TASK TO CARRY OUT>
Return the listing below verbatim. Pictures do not belong in the copy.

**** DATASET RECORDS ****

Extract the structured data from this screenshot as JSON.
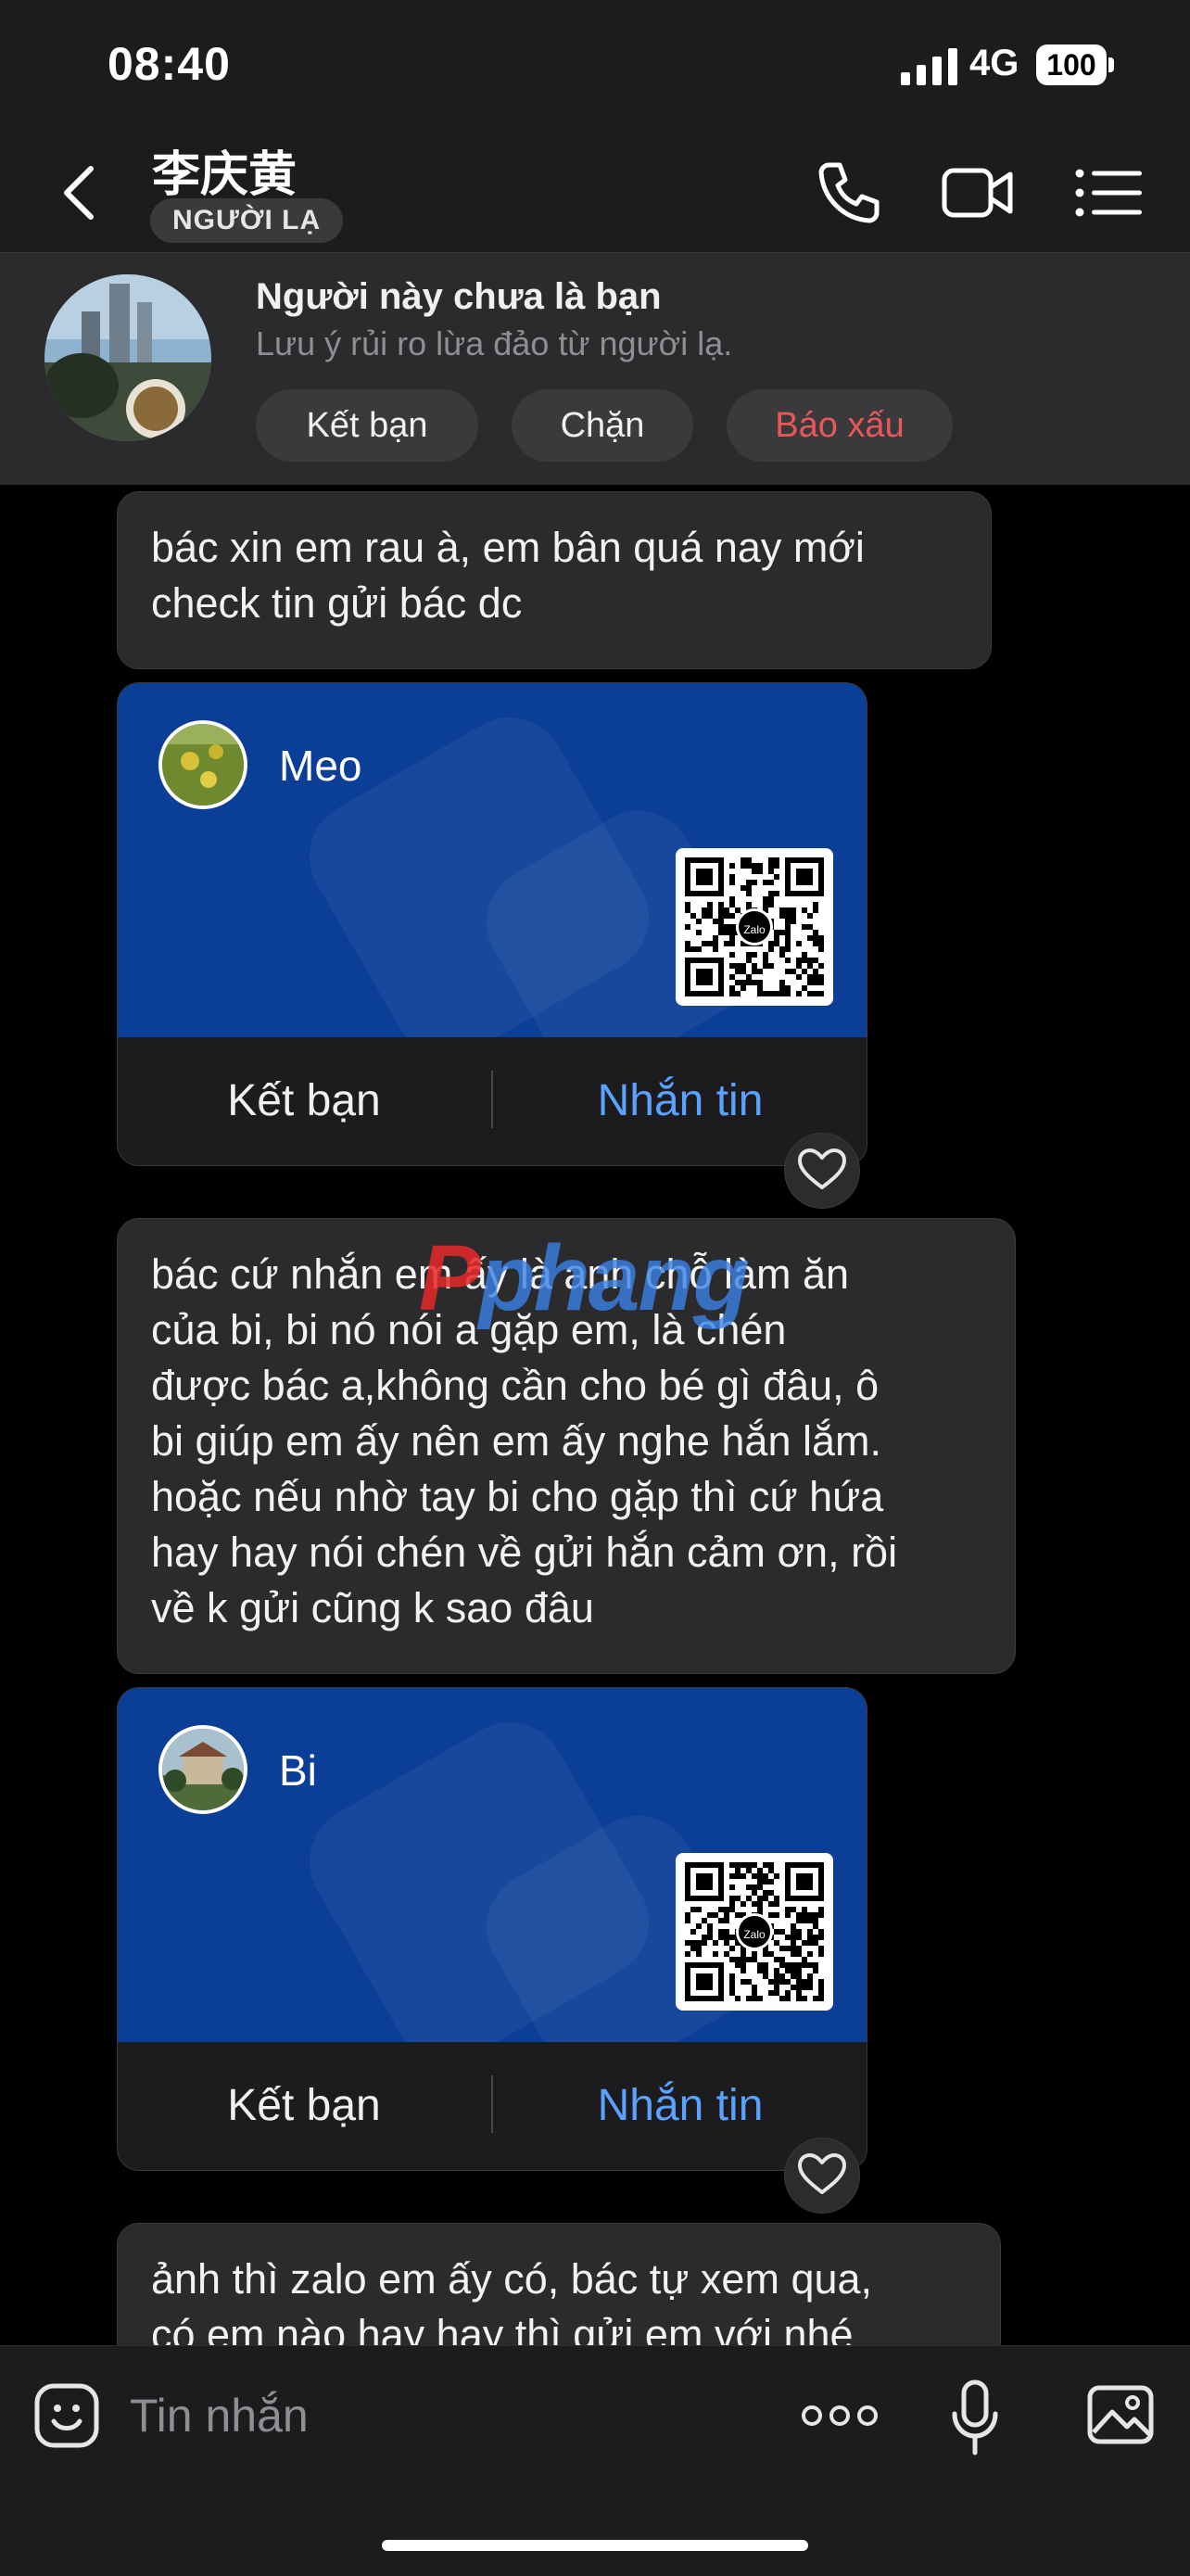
{
  "status_bar": {
    "time": "08:40",
    "network": "4G",
    "battery": "100"
  },
  "header": {
    "contact_name": "李庆黄",
    "badge": "NGƯỜI LẠ",
    "icons": [
      "back-icon",
      "phone-icon",
      "video-icon",
      "menu-icon"
    ]
  },
  "banner": {
    "title": "Người này chưa là bạn",
    "subtitle": "Lưu ý rủi ro lừa đảo từ người lạ.",
    "add_friend": "Kết bạn",
    "block": "Chặn",
    "report": "Báo xấu",
    "report_color": "#e8585a"
  },
  "messages": [
    {
      "text": "bác xin em rau à, em bân quá nay mới\ncheck tin gửi bác dc"
    },
    {
      "text": "bác cứ nhắn em ấy là anh chỗ làm ăn\ncủa bi, bi nó nói a gặp em, là chén\nđược bác a,không cần cho bé gì đâu,  ô\nbi giúp em ấy nên em ấy nghe hắn lắm.\nhoặc nếu nhờ tay bi cho gặp thì cứ hứa\nhay hay nói chén về gửi hắn cảm ơn, rồi\nvề k gửi cũng k sao đâu"
    },
    {
      "text": "ảnh thì zalo em ấy có, bác tự xem qua,\ncó em nào hay hay thì gửi em với nhé"
    }
  ],
  "cards": [
    {
      "name": "Meo",
      "qr_label": "Zalo",
      "add_friend": "Kết bạn",
      "message": "Nhắn tin"
    },
    {
      "name": "Bi",
      "qr_label": "Zalo",
      "add_friend": "Kết bạn",
      "message": "Nhắn tin"
    }
  ],
  "watermark": {
    "prefix": "P",
    "rest": "phang"
  },
  "input": {
    "placeholder": "Tin nhắn"
  },
  "colors": {
    "card_bg": "#0b3f97",
    "link_blue": "#5aa2ff",
    "bubble_bg": "#2b2b2e"
  }
}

****

PROBLEM SOLUTION>
Extract the structured data from this screenshot as JSON.
{
  "status_bar": {
    "time": "08:40",
    "network": "4G",
    "battery": "100"
  },
  "header": {
    "contact_name": "李庆黄",
    "badge": "NGƯỜI LẠ",
    "icons": [
      "back-icon",
      "phone-icon",
      "video-icon",
      "menu-icon"
    ]
  },
  "banner": {
    "title": "Người này chưa là bạn",
    "subtitle": "Lưu ý rủi ro lừa đảo từ người lạ.",
    "add_friend": "Kết bạn",
    "block": "Chặn",
    "report": "Báo xấu",
    "report_color": "#e8585a"
  },
  "messages": [
    {
      "text": "bác xin em rau à, em bân quá nay mới\ncheck tin gửi bác dc"
    },
    {
      "text": "bác cứ nhắn em ấy là anh chỗ làm ăn\ncủa bi, bi nó nói a gặp em, là chén\nđược bác a,không cần cho bé gì đâu,  ô\nbi giúp em ấy nên em ấy nghe hắn lắm.\nhoặc nếu nhờ tay bi cho gặp thì cứ hứa\nhay hay nói chén về gửi hắn cảm ơn, rồi\nvề k gửi cũng k sao đâu"
    },
    {
      "text": "ảnh thì zalo em ấy có, bác tự xem qua,\ncó em nào hay hay thì gửi em với nhé"
    }
  ],
  "cards": [
    {
      "name": "Meo",
      "qr_label": "Zalo",
      "add_friend": "Kết bạn",
      "message": "Nhắn tin"
    },
    {
      "name": "Bi",
      "qr_label": "Zalo",
      "add_friend": "Kết bạn",
      "message": "Nhắn tin"
    }
  ],
  "watermark": {
    "prefix": "P",
    "rest": "phang"
  },
  "input": {
    "placeholder": "Tin nhắn"
  },
  "colors": {
    "card_bg": "#0b3f97",
    "link_blue": "#5aa2ff",
    "bubble_bg": "#2b2b2e"
  }
}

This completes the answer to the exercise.